▶ _DIRECTIVE_
List each line of the data that holds the string "color", please.

▶ _INPUT FOR THIS TASK_
------------------------------

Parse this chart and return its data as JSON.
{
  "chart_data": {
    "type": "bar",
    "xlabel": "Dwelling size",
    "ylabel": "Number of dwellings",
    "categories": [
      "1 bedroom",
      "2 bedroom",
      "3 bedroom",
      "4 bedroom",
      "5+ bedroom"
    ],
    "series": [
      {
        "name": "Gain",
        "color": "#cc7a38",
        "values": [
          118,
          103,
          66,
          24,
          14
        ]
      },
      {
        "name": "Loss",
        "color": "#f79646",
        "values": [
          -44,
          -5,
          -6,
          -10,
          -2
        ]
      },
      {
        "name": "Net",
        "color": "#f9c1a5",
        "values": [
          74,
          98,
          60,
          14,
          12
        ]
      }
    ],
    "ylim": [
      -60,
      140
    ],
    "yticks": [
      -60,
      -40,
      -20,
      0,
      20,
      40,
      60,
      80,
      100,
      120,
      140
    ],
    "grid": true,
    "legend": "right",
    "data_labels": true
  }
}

------------------------------

▶ _TASK SOLUTION_
        "color": "#cc7a38",
        "color": "#f79646",
        "color": "#f9c1a5",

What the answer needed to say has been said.